Ingrid m’a textoté l’endroit où elle était positionnée. On se voit, petit bisou, photo prise par sa copine accompagnatrice et je file au ravito.
Je rempli les gourdes, mange un peu de fromage, pain, saucisson et rempli un ziploc pour grignoter en route.
Le roadbook prévoyait un départ du ravito à 3h30. J’en repars à 3h29, donc conformément au plan de marche et à 30 minutes de la barrière horaire. Je suis 2149ème.
A la sortie du ravito, je revois Ingrid pour un coucou rapide avant qu’elle ne file prendre le bus pour les Contas, où l’assistance est autorisée.
La pluie s’est calmée et il ne fait pas trop froid, mais je n’arrive pas à trouver un bon compromis. Si j’ouvre la veste, j’ai moins chaud mais je me mouille, et si je la laisse fermée, j’ai trop chaud.
Le groupe est toujours compact, avec des ralentissements au pas dans les passages plus étroits où devant les grosses flaques de boue, et des sections plus large où j’en profite pour doubler. Le cheminement est une succession de faux plats et de côtes (il y a tout de même 700m de D+ entre Saint-Gervais et les Contamines). Chaque fois que l’on croise des habitations, des gens sont dehors à nous encourager en buvant un coup. Ils en ont du courage pour rester dehors avec un temps pareil !
On ne peut pas dire que les paysages soient un régal jusque là. Entre le ciel complètement bouché et la nuit sans lune dans la bruine, j’ai l’impression de traverser un tunnel depuis le départ.
Je continue d’avancer en doublant régulièrement. Et puis, enfin, on arrive aux Contamines. Je vois Ingrid juste à l’entrée du ravito et je lui dis qu’on se retrouve vers l’équipe « Sommeil ».
Estimation du roadbook : arrivée en 5h09. J’y suis officiellement en 5h10, classé 1925ème.
L’équipe en question est derrière la tente du ravito. Ingrid me textote qu’elle n’a pas accès à cette zone. Je m’assieds et fait les 3 minutes de test puis entre dans la tente.

Consignes.
a) Reproduisez à l'identique les lignes des enregistrements, de la ligne contenant « x-axis-title: Year: [558, 667, 603, 691] » à celle contenant « y-tick-label: 40: [55, 465, 78, 488] », ces deux lignes comprises.
b) Poursuivez le récit de course à partir de l'endroit où il s'arrête.

Données de travail.
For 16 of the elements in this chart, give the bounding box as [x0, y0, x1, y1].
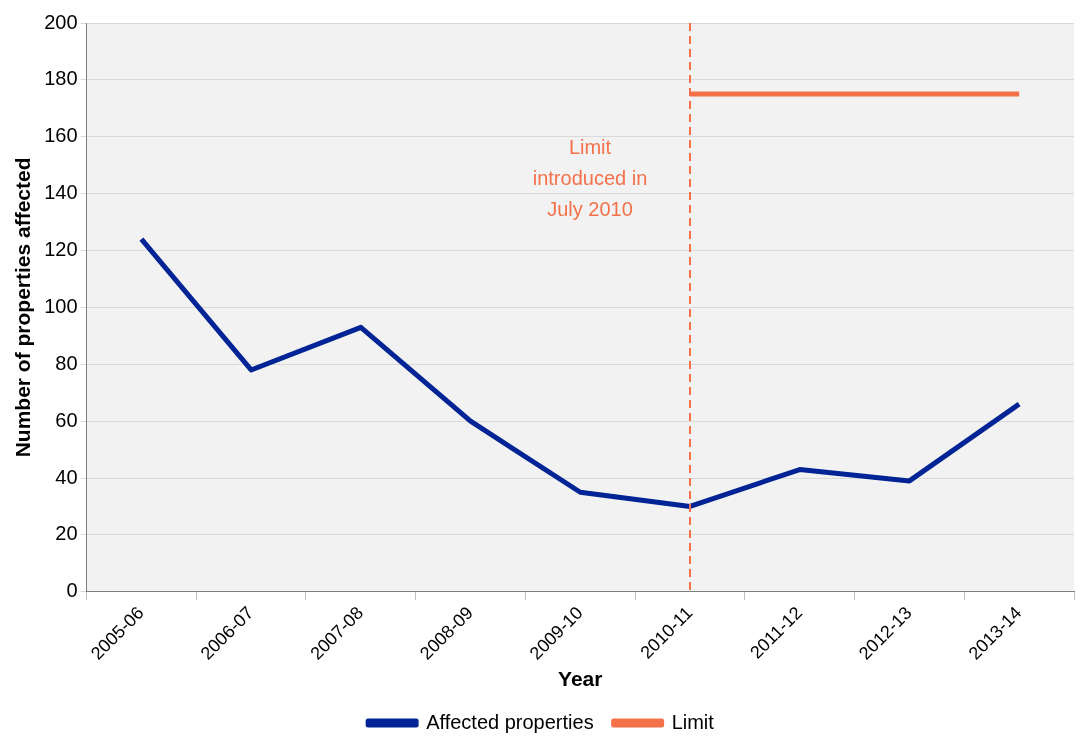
x-axis-title: Year: [558, 667, 603, 691]
y-tick-label: 60: [55, 408, 78, 431]
y-tick-label: 180: [44, 67, 78, 90]
y-tick-label: 200: [44, 10, 78, 33]
y-tick-label: 20: [55, 522, 78, 545]
y-tick-label: 120: [44, 238, 78, 261]
y-tick-label: 160: [44, 124, 78, 147]
y-tick-label: 140: [44, 181, 78, 204]
legend-label: Affected properties: [426, 710, 594, 733]
y-tick-label: 40: [55, 465, 78, 488]
ref-line-label: Limit introduced in July 2010: [532, 135, 648, 220]
y-tick-label: 100: [44, 294, 78, 317]
legend-label: Limit: [671, 710, 715, 733]
y-tick-label: 0: [66, 579, 78, 602]
y-tick-label: 80: [55, 351, 78, 374]
y-axis-title: Number of properties affected: [11, 157, 35, 458]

Réponses ci-dessous.
a)
x-axis-title: Year: [558, 667, 603, 691]
y-tick-label: 60: [55, 408, 78, 431]
y-tick-label: 180: [44, 67, 78, 90]
y-tick-label: 200: [44, 10, 78, 33]
y-tick-label: 20: [55, 522, 78, 545]
y-tick-label: 120: [44, 238, 78, 261]
y-tick-label: 160: [44, 124, 78, 147]
y-tick-label: 140: [44, 181, 78, 204]
legend-label: Affected properties: [426, 710, 594, 733]
y-tick-label: 40: [55, 465, 78, 488]

b)
C’est archi-bondé ! Je peine à trouver l’accès à la tente « assistance ». Une fois du bon côté, impossible de retrouver Ingrid dans la foule. Je cherche, je tourne… Ah, elle m’envoie un sms avec sa position ! On se pose sur un banc libre vers l’entrée de la tente et je récupère un t-shirt sec. Vu qu’il ne pleut plus, je mets ma polaire coupe-vent et Ingrid essuie ma veste imperméable que je range dans le sac. Malheureusement, elle n’a pas accès à la partie « ravitallement ». Je la laisse donc pour récupérer deux-trois trucs à manger et boire quelque chose de chaud pendant qu’elle remet un peu d’ordre dans les affaires. Il faut louvoyer entre les coureurs, les assistants et les barrières. On se croirait à Sainte-Catherine (sur la SaintéLyon) en plein rush ! Je récupère mon sac, petit bisou et je lui souhaite une bonne nuit car on ne se reverra pas avant Courmayeur.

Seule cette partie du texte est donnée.